(Some records)
+ + + + + + +

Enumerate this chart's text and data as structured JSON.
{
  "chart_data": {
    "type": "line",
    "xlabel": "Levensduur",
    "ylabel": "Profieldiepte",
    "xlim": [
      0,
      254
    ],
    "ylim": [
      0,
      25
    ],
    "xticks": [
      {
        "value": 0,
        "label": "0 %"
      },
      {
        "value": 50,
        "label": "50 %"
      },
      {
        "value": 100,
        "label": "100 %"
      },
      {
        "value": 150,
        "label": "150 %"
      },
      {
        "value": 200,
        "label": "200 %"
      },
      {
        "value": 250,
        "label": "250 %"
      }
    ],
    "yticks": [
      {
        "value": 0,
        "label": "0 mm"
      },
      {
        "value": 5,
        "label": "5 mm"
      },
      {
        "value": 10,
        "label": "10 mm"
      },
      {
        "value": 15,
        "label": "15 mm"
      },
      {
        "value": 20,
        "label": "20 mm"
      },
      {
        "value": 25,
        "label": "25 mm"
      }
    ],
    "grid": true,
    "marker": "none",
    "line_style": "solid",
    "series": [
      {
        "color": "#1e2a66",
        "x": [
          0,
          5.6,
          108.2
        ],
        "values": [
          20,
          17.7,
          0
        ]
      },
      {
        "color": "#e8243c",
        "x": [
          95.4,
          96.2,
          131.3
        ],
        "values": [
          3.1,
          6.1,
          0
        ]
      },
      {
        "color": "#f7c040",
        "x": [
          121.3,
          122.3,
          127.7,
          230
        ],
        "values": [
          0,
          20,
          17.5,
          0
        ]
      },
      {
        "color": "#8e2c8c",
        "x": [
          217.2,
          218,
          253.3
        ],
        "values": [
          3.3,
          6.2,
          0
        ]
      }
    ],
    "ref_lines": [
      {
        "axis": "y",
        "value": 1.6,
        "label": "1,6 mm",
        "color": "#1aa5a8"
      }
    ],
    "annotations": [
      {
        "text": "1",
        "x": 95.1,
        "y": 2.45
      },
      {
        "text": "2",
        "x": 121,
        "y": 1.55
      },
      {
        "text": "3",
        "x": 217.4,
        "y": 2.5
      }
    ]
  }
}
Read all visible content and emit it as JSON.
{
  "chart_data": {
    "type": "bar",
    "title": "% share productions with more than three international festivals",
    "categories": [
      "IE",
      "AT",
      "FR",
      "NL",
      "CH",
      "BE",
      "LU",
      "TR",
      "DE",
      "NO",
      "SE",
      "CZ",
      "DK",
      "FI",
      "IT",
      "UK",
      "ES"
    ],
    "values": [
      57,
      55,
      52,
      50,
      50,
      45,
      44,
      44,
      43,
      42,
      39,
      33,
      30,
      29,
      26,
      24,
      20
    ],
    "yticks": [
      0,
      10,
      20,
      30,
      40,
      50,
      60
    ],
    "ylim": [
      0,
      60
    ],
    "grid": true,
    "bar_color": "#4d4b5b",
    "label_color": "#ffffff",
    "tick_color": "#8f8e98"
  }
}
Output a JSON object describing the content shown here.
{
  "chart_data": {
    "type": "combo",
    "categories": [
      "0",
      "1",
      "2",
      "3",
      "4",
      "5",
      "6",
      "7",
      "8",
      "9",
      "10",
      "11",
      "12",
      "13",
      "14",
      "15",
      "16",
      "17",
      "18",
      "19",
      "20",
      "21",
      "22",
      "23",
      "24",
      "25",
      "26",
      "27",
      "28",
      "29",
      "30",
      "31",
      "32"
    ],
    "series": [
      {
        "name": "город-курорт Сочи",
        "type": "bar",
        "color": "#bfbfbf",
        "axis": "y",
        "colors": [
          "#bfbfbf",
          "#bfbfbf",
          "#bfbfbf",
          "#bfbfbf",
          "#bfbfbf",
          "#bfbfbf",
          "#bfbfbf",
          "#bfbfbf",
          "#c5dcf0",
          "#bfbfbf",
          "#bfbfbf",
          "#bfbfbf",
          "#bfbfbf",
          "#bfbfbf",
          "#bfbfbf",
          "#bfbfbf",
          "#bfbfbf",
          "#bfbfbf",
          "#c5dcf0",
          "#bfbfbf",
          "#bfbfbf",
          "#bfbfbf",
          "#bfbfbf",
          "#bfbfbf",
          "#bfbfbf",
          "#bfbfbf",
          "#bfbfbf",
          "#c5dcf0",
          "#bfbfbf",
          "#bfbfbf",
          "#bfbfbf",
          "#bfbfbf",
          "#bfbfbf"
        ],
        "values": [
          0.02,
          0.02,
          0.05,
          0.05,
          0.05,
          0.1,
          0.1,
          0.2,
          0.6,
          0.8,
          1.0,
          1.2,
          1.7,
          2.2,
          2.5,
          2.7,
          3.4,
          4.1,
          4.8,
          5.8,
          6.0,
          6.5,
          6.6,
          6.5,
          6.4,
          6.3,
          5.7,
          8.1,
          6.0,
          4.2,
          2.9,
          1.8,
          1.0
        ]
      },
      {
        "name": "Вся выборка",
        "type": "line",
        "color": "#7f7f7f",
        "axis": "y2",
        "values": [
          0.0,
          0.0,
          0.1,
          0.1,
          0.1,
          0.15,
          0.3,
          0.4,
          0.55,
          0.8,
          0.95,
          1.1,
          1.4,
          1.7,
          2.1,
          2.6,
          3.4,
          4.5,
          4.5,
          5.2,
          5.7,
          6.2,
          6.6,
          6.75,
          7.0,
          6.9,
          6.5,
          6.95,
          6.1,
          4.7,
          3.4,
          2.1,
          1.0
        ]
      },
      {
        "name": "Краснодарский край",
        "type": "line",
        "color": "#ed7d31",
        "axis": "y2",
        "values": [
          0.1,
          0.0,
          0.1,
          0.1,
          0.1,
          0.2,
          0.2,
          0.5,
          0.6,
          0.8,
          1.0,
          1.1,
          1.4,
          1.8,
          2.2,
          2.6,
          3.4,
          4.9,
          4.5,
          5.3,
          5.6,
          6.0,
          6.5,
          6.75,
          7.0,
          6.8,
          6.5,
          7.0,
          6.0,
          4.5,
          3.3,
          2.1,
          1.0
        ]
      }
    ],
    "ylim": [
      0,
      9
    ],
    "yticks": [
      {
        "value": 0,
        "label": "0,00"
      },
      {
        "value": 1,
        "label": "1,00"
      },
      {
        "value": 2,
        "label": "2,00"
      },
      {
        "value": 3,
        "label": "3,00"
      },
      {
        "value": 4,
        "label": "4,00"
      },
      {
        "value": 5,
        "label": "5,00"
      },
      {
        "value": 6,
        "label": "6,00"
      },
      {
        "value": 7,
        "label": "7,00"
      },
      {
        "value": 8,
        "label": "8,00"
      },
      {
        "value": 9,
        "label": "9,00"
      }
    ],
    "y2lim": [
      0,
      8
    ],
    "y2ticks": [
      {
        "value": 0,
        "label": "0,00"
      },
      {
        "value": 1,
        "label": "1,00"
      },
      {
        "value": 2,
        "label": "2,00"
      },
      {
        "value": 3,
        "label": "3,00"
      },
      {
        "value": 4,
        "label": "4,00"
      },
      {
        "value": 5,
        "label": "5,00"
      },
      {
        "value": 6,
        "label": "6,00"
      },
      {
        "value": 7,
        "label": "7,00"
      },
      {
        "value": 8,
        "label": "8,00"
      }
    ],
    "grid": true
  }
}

+ + + + + + +

Return each line of the data exactly as written above.

Enumerate this chart's text and data as structured JSON.
{
  "chart_data": {
    "type": "line",
    "xlabel": "Levensduur",
    "ylabel": "Profieldiepte",
    "xlim": [
      0,
      254
    ],
    "ylim": [
      0,
      25
    ],
    "xticks": [
      {
        "value": 0,
        "label": "0 %"
      },
      {
        "value": 50,
        "label": "50 %"
      },
      {
        "value": 100,
        "label": "100 %"
      },
      {
        "value": 150,
        "label": "150 %"
      },
      {
        "value": 200,
        "label": "200 %"
      },
      {
        "value": 250,
        "label": "250 %"
      }
    ],
    "yticks": [
      {
        "value": 0,
        "label": "0 mm"
      },
      {
        "value": 5,
        "label": "5 mm"
      },
      {
        "value": 10,
        "label": "10 mm"
      },
      {
        "value": 15,
        "label": "15 mm"
      },
      {
        "value": 20,
        "label": "20 mm"
      },
      {
        "value": 25,
        "label": "25 mm"
      }
    ],
    "grid": true,
    "marker": "none",
    "line_style": "solid",
    "series": [
      {
        "color": "#1e2a66",
        "x": [
          0,
          5.6,
          108.2
        ],
        "values": [
          20,
          17.7,
          0
        ]
      },
      {
        "color": "#e8243c",
        "x": [
          95.4,
          96.2,
          131.3
        ],
        "values": [
          3.1,
          6.1,
          0
        ]
      },
      {
        "color": "#f7c040",
        "x": [
          121.3,
          122.3,
          127.7,
          230
        ],
        "values": [
          0,
          20,
          17.5,
          0
        ]
      },
      {
        "color": "#8e2c8c",
        "x": [
          217.2,
          218,
          253.3
        ],
        "values": [
          3.3,
          6.2,
          0
        ]
      }
    ],
    "ref_lines": [
      {
        "axis": "y",
        "value": 1.6,
        "label": "1,6 mm",
        "color": "#1aa5a8"
      }
    ],
    "annotations": [
      {
        "text": "1",
        "x": 95.1,
        "y": 2.45
      },
      {
        "text": "2",
        "x": 121,
        "y": 1.55
      },
      {
        "text": "3",
        "x": 217.4,
        "y": 2.5
      }
    ]
  }
}
Read all visible content and emit it as JSON.
{
  "chart_data": {
    "type": "bar",
    "title": "% share productions with more than three international festivals",
    "categories": [
      "IE",
      "AT",
      "FR",
      "NL",
      "CH",
      "BE",
      "LU",
      "TR",
      "DE",
      "NO",
      "SE",
      "CZ",
      "DK",
      "FI",
      "IT",
      "UK",
      "ES"
    ],
    "values": [
      57,
      55,
      52,
      50,
      50,
      45,
      44,
      44,
      43,
      42,
      39,
      33,
      30,
      29,
      26,
      24,
      20
    ],
    "yticks": [
      0,
      10,
      20,
      30,
      40,
      50,
      60
    ],
    "ylim": [
      0,
      60
    ],
    "grid": true,
    "bar_color": "#4d4b5b",
    "label_color": "#ffffff",
    "tick_color": "#8f8e98"
  }
}
Output a JSON object describing the content shown here.
{
  "chart_data": {
    "type": "combo",
    "categories": [
      "0",
      "1",
      "2",
      "3",
      "4",
      "5",
      "6",
      "7",
      "8",
      "9",
      "10",
      "11",
      "12",
      "13",
      "14",
      "15",
      "16",
      "17",
      "18",
      "19",
      "20",
      "21",
      "22",
      "23",
      "24",
      "25",
      "26",
      "27",
      "28",
      "29",
      "30",
      "31",
      "32"
    ],
    "series": [
      {
        "name": "город-курорт Сочи",
        "type": "bar",
        "color": "#bfbfbf",
        "axis": "y",
        "colors": [
          "#bfbfbf",
          "#bfbfbf",
          "#bfbfbf",
          "#bfbfbf",
          "#bfbfbf",
          "#bfbfbf",
          "#bfbfbf",
          "#bfbfbf",
          "#c5dcf0",
          "#bfbfbf",
          "#bfbfbf",
          "#bfbfbf",
          "#bfbfbf",
          "#bfbfbf",
          "#bfbfbf",
          "#bfbfbf",
          "#bfbfbf",
          "#bfbfbf",
          "#c5dcf0",
          "#bfbfbf",
          "#bfbfbf",
          "#bfbfbf",
          "#bfbfbf",
          "#bfbfbf",
          "#bfbfbf",
          "#bfbfbf",
          "#bfbfbf",
          "#c5dcf0",
          "#bfbfbf",
          "#bfbfbf",
          "#bfbfbf",
          "#bfbfbf",
          "#bfbfbf"
        ],
        "values": [
          0.02,
          0.02,
          0.05,
          0.05,
          0.05,
          0.1,
          0.1,
          0.2,
          0.6,
          0.8,
          1.0,
          1.2,
          1.7,
          2.2,
          2.5,
          2.7,
          3.4,
          4.1,
          4.8,
          5.8,
          6.0,
          6.5,
          6.6,
          6.5,
          6.4,
          6.3,
          5.7,
          8.1,
          6.0,
          4.2,
          2.9,
          1.8,
          1.0
        ]
      },
      {
        "name": "Вся выборка",
        "type": "line",
        "color": "#7f7f7f",
        "axis": "y2",
        "values": [
          0.0,
          0.0,
          0.1,
          0.1,
          0.1,
          0.15,
          0.3,
          0.4,
          0.55,
          0.8,
          0.95,
          1.1,
          1.4,
          1.7,
          2.1,
          2.6,
          3.4,
          4.5,
          4.5,
          5.2,
          5.7,
          6.2,
          6.6,
          6.75,
          7.0,
          6.9,
          6.5,
          6.95,
          6.1,
          4.7,
          3.4,
          2.1,
          1.0
        ]
      },
      {
        "name": "Краснодарский край",
        "type": "line",
        "color": "#ed7d31",
        "axis": "y2",
        "values": [
          0.1,
          0.0,
          0.1,
          0.1,
          0.1,
          0.2,
          0.2,
          0.5,
          0.6,
          0.8,
          1.0,
          1.1,
          1.4,
          1.8,
          2.2,
          2.6,
          3.4,
          4.9,
          4.5,
          5.3,
          5.6,
          6.0,
          6.5,
          6.75,
          7.0,
          6.8,
          6.5,
          7.0,
          6.0,
          4.5,
          3.3,
          2.1,
          1.0
        ]
      }
    ],
    "ylim": [
      0,
      9
    ],
    "yticks": [
      {
        "value": 0,
        "label": "0,00"
      },
      {
        "value": 1,
        "label": "1,00"
      },
      {
        "value": 2,
        "label": "2,00"
      },
      {
        "value": 3,
        "label": "3,00"
      },
      {
        "value": 4,
        "label": "4,00"
      },
      {
        "value": 5,
        "label": "5,00"
      },
      {
        "value": 6,
        "label": "6,00"
      },
      {
        "value": 7,
        "label": "7,00"
      },
      {
        "value": 8,
        "label": "8,00"
      },
      {
        "value": 9,
        "label": "9,00"
      }
    ],
    "y2lim": [
      0,
      8
    ],
    "y2ticks": [
      {
        "value": 0,
        "label": "0,00"
      },
      {
        "value": 1,
        "label": "1,00"
      },
      {
        "value": 2,
        "label": "2,00"
      },
      {
        "value": 3,
        "label": "3,00"
      },
      {
        "value": 4,
        "label": "4,00"
      },
      {
        "value": 5,
        "label": "5,00"
      },
      {
        "value": 6,
        "label": "6,00"
      },
      {
        "value": 7,
        "label": "7,00"
      },
      {
        "value": 8,
        "label": "8,00"
      }
    ],
    "grid": true
  }
}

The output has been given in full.